What you are asked to do | Write out the entries below once more, exactly.

The data |

-*-

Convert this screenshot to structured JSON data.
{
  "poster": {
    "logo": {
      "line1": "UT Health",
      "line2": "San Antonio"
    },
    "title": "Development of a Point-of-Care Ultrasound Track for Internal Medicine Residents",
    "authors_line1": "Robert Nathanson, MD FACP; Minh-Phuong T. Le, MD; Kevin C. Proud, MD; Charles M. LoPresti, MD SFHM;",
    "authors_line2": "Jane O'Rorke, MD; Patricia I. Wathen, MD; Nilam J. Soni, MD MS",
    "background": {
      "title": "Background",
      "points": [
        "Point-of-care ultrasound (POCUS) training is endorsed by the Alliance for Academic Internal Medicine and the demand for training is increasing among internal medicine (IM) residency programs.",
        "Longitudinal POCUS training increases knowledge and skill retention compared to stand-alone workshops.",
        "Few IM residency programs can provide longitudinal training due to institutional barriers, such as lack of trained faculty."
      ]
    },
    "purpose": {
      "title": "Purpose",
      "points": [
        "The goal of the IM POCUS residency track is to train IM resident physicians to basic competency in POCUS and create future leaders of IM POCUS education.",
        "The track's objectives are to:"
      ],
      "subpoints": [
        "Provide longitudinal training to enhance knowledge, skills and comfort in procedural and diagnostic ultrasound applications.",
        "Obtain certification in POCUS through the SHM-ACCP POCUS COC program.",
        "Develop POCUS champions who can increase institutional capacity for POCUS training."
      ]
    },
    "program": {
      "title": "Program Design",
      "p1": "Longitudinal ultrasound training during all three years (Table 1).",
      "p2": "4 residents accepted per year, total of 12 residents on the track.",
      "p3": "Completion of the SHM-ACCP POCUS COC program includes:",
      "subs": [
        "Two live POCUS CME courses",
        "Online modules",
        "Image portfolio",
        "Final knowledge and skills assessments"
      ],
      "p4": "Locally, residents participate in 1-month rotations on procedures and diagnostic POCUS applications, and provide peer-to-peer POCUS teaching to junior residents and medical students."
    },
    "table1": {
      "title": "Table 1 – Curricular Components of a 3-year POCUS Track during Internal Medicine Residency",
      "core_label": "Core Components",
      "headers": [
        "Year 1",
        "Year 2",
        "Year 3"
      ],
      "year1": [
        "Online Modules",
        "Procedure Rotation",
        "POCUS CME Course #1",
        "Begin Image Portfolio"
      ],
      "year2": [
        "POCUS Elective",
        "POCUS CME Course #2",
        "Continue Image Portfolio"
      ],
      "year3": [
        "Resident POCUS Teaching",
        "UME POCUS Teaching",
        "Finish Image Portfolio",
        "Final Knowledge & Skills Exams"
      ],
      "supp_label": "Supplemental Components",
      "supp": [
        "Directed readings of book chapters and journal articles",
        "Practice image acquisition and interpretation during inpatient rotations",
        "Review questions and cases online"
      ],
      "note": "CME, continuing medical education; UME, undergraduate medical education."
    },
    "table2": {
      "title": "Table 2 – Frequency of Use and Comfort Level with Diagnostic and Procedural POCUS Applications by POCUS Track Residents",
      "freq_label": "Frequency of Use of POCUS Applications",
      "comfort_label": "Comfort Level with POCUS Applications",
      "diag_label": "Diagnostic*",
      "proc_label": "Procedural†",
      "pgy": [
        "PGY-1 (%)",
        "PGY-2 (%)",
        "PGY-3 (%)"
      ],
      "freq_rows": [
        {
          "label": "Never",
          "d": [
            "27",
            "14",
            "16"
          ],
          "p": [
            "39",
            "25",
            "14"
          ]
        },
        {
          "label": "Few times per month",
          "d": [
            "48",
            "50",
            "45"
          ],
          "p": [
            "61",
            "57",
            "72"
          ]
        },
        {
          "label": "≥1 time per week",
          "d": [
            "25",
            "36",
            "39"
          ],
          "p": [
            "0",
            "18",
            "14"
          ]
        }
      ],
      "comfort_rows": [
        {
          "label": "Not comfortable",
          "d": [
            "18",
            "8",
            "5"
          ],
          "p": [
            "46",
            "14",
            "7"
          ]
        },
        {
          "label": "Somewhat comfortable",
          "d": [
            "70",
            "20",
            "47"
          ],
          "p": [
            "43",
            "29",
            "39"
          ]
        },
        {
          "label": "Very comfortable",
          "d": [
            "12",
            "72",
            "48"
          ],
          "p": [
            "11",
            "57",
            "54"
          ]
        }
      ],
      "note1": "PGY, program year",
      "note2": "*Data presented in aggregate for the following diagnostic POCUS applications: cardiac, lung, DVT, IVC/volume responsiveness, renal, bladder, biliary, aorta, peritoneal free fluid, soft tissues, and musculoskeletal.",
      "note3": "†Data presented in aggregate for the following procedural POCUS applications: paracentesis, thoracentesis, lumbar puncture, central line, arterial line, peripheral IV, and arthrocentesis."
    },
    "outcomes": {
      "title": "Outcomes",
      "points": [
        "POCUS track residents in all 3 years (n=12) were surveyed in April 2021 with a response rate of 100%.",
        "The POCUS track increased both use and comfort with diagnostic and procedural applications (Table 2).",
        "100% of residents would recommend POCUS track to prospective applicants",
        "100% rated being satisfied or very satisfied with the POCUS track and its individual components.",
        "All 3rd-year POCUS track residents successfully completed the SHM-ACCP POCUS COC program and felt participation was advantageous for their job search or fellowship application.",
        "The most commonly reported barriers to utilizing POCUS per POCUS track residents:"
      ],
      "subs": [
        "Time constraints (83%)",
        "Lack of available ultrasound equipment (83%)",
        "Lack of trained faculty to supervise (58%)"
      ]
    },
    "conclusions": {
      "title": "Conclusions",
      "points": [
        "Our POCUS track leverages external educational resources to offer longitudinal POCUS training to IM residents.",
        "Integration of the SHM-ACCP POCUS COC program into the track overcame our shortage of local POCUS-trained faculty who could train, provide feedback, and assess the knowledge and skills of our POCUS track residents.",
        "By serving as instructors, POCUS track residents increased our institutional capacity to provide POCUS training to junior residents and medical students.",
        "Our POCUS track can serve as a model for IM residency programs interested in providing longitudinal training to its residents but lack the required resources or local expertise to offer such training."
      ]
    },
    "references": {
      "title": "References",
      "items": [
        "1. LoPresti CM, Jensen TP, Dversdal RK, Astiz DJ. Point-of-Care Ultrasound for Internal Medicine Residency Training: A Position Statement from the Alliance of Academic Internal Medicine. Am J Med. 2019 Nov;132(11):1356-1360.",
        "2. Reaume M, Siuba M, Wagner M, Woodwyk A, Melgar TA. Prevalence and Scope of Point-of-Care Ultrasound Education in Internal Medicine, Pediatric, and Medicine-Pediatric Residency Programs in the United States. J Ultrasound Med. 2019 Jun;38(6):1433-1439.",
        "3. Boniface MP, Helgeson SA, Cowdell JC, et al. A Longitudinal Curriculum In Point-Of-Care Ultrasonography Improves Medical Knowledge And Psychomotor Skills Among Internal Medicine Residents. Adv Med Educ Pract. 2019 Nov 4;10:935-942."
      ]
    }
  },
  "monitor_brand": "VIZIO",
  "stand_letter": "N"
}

-*-

Exercise output |
Convert this screenshot to structured JSON data.
{
  "poster": {
    "logo": {
      "line1": "UT Health",
      "line2": "San Antonio"
    },
    "title": "Development of a Point-of-Care Ultrasound Track for Internal Medicine Residents",
    "authors_line1": "Robert Nathanson, MD FACP; Minh-Phuong T. Le, MD; Kevin C. Proud, MD; Charles M. LoPresti, MD SFHM;",
    "authors_line2": "Jane O'Rorke, MD; Patricia I. Wathen, MD; Nilam J. Soni, MD MS",
    "background": {
      "title": "Background",
      "points": [
        "Point-of-care ultrasound (POCUS) training is endorsed by the Alliance for Academic Internal Medicine and the demand for training is increasing among internal medicine (IM) residency programs.",
        "Longitudinal POCUS training increases knowledge and skill retention compared to stand-alone workshops.",
        "Few IM residency programs can provide longitudinal training due to institutional barriers, such as lack of trained faculty."
      ]
    },
    "purpose": {
      "title": "Purpose",
      "points": [
        "The goal of the IM POCUS residency track is to train IM resident physicians to basic competency in POCUS and create future leaders of IM POCUS education.",
        "The track's objectives are to:"
      ],
      "subpoints": [
        "Provide longitudinal training to enhance knowledge, skills and comfort in procedural and diagnostic ultrasound applications.",
        "Obtain certification in POCUS through the SHM-ACCP POCUS COC program.",
        "Develop POCUS champions who can increase institutional capacity for POCUS training."
      ]
    },
    "program": {
      "title": "Program Design",
      "p1": "Longitudinal ultrasound training during all three years (Table 1).",
      "p2": "4 residents accepted per year, total of 12 residents on the track.",
      "p3": "Completion of the SHM-ACCP POCUS COC program includes:",
      "subs": [
        "Two live POCUS CME courses",
        "Online modules",
        "Image portfolio",
        "Final knowledge and skills assessments"
      ],
      "p4": "Locally, residents participate in 1-month rotations on procedures and diagnostic POCUS applications, and provide peer-to-peer POCUS teaching to junior residents and medical students."
    },
    "table1": {
      "title": "Table 1 – Curricular Components of a 3-year POCUS Track during Internal Medicine Residency",
      "core_label": "Core Components",
      "headers": [
        "Year 1",
        "Year 2",
        "Year 3"
      ],
      "year1": [
        "Online Modules",
        "Procedure Rotation",
        "POCUS CME Course #1",
        "Begin Image Portfolio"
      ],
      "year2": [
        "POCUS Elective",
        "POCUS CME Course #2",
        "Continue Image Portfolio"
      ],
      "year3": [
        "Resident POCUS Teaching",
        "UME POCUS Teaching",
        "Finish Image Portfolio",
        "Final Knowledge & Skills Exams"
      ],
      "supp_label": "Supplemental Components",
      "supp": [
        "Directed readings of book chapters and journal articles",
        "Practice image acquisition and interpretation during inpatient rotations",
        "Review questions and cases online"
      ],
      "note": "CME, continuing medical education; UME, undergraduate medical education."
    },
    "table2": {
      "title": "Table 2 – Frequency of Use and Comfort Level with Diagnostic and Procedural POCUS Applications by POCUS Track Residents",
      "freq_label": "Frequency of Use of POCUS Applications",
      "comfort_label": "Comfort Level with POCUS Applications",
      "diag_label": "Diagnostic*",
      "proc_label": "Procedural†",
      "pgy": [
        "PGY-1 (%)",
        "PGY-2 (%)",
        "PGY-3 (%)"
      ],
      "freq_rows": [
        {
          "label": "Never",
          "d": [
            "27",
            "14",
            "16"
          ],
          "p": [
            "39",
            "25",
            "14"
          ]
        },
        {
          "label": "Few times per month",
          "d": [
            "48",
            "50",
            "45"
          ],
          "p": [
            "61",
            "57",
            "72"
          ]
        },
        {
          "label": "≥1 time per week",
          "d": [
            "25",
            "36",
            "39"
          ],
          "p": [
            "0",
            "18",
            "14"
          ]
        }
      ],
      "comfort_rows": [
        {
          "label": "Not comfortable",
          "d": [
            "18",
            "8",
            "5"
          ],
          "p": [
            "46",
            "14",
            "7"
          ]
        },
        {
          "label": "Somewhat comfortable",
          "d": [
            "70",
            "20",
            "47"
          ],
          "p": [
            "43",
            "29",
            "39"
          ]
        },
        {
          "label": "Very comfortable",
          "d": [
            "12",
            "72",
            "48"
          ],
          "p": [
            "11",
            "57",
            "54"
          ]
        }
      ],
      "note1": "PGY, program year",
      "note2": "*Data presented in aggregate for the following diagnostic POCUS applications: cardiac, lung, DVT, IVC/volume responsiveness, renal, bladder, biliary, aorta, peritoneal free fluid, soft tissues, and musculoskeletal.",
      "note3": "†Data presented in aggregate for the following procedural POCUS applications: paracentesis, thoracentesis, lumbar puncture, central line, arterial line, peripheral IV, and arthrocentesis."
    },
    "outcomes": {
      "title": "Outcomes",
      "points": [
        "POCUS track residents in all 3 years (n=12) were surveyed in April 2021 with a response rate of 100%.",
        "The POCUS track increased both use and comfort with diagnostic and procedural applications (Table 2).",
        "100% of residents would recommend POCUS track to prospective applicants",
        "100% rated being satisfied or very satisfied with the POCUS track and its individual components.",
        "All 3rd-year POCUS track residents successfully completed the SHM-ACCP POCUS COC program and felt participation was advantageous for their job search or fellowship application.",
        "The most commonly reported barriers to utilizing POCUS per POCUS track residents:"
      ],
      "subs": [
        "Time constraints (83%)",
        "Lack of available ultrasound equipment (83%)",
        "Lack of trained faculty to supervise (58%)"
      ]
    },
    "conclusions": {
      "title": "Conclusions",
      "points": [
        "Our POCUS track leverages external educational resources to offer longitudinal POCUS training to IM residents.",
        "Integration of the SHM-ACCP POCUS COC program into the track overcame our shortage of local POCUS-trained faculty who could train, provide feedback, and assess the knowledge and skills of our POCUS track residents.",
        "By serving as instructors, POCUS track residents increased our institutional capacity to provide POCUS training to junior residents and medical students.",
        "Our POCUS track can serve as a model for IM residency programs interested in providing longitudinal training to its residents but lack the required resources or local expertise to offer such training."
      ]
    },
    "references": {
      "title": "References",
      "items": [
        "1. LoPresti CM, Jensen TP, Dversdal RK, Astiz DJ. Point-of-Care Ultrasound for Internal Medicine Residency Training: A Position Statement from the Alliance of Academic Internal Medicine. Am J Med. 2019 Nov;132(11):1356-1360.",
        "2. Reaume M, Siuba M, Wagner M, Woodwyk A, Melgar TA. Prevalence and Scope of Point-of-Care Ultrasound Education in Internal Medicine, Pediatric, and Medicine-Pediatric Residency Programs in the United States. J Ultrasound Med. 2019 Jun;38(6):1433-1439.",
        "3. Boniface MP, Helgeson SA, Cowdell JC, et al. A Longitudinal Curriculum In Point-Of-Care Ultrasonography Improves Medical Knowledge And Psychomotor Skills Among Internal Medicine Residents. Adv Med Educ Pract. 2019 Nov 4;10:935-942."
      ]
    }
  },
  "monitor_brand": "VIZIO",
  "stand_letter": "N"
}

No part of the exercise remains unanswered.